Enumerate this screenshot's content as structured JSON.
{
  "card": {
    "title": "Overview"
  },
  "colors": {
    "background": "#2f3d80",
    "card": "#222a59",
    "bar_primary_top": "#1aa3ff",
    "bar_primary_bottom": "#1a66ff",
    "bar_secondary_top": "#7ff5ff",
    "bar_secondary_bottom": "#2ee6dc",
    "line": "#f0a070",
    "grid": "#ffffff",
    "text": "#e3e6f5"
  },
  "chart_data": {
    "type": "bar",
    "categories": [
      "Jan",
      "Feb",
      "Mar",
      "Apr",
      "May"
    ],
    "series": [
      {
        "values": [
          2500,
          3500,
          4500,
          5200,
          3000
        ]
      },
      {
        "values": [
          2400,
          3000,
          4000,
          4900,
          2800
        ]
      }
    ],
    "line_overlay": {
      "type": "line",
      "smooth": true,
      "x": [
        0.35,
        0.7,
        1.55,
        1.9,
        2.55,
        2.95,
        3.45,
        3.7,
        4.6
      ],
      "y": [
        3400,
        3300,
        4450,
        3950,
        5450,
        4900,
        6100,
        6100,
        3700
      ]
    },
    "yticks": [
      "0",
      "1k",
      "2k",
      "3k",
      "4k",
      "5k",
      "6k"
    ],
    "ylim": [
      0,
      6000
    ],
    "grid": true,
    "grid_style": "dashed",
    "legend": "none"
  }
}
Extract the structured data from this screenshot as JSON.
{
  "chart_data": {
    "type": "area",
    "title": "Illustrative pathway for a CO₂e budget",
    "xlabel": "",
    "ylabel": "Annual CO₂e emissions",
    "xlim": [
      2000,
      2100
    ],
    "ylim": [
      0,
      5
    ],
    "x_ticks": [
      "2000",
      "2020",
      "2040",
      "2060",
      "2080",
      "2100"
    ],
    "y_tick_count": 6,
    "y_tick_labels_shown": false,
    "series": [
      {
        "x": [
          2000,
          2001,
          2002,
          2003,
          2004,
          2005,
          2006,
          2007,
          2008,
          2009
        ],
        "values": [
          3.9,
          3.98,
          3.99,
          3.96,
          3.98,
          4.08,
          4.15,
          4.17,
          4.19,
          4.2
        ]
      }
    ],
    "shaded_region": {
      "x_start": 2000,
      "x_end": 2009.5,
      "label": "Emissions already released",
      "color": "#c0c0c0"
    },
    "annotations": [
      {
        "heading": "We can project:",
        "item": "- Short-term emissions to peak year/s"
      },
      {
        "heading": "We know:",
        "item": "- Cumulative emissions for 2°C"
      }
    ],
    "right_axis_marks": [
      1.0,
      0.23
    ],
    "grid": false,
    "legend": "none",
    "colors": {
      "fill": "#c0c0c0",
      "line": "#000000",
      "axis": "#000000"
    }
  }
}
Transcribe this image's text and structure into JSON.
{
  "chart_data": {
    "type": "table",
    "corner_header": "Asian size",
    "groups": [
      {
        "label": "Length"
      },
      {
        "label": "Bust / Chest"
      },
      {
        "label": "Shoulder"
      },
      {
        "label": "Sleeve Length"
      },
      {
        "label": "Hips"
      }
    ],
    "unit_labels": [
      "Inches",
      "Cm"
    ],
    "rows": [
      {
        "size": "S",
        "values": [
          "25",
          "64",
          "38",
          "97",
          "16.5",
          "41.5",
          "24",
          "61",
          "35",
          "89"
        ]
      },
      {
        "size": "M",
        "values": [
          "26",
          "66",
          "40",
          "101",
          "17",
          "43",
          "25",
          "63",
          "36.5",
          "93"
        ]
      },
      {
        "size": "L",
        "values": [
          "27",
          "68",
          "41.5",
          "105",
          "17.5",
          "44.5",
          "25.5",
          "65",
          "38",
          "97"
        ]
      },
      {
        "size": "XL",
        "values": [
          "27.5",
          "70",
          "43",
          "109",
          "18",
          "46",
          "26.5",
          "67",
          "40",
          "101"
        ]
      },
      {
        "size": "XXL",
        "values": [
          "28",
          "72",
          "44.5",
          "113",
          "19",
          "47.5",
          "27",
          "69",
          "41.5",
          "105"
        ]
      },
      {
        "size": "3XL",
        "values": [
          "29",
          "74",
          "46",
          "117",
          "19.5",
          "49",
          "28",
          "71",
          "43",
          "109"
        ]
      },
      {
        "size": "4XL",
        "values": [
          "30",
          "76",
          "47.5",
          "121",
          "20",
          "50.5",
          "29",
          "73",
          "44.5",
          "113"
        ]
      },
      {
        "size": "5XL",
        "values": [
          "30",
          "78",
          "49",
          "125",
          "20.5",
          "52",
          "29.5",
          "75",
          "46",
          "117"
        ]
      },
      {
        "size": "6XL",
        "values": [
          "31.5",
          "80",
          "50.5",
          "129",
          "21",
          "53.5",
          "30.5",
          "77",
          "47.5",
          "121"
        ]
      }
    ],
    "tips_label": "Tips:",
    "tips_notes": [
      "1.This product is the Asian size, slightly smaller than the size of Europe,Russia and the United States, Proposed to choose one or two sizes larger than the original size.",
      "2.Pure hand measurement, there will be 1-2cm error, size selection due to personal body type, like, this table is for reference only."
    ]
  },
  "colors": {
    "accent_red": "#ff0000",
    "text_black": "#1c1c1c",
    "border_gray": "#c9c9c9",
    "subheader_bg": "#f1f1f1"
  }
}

----

YOUR INSTRUCTIONS
Which lines above contain "CO₂e"? Show each of them.

TASK RESPONSE
    "title": "Illustrative pathway for a CO₂e budget",
    "ylabel": "Annual CO₂e emissions",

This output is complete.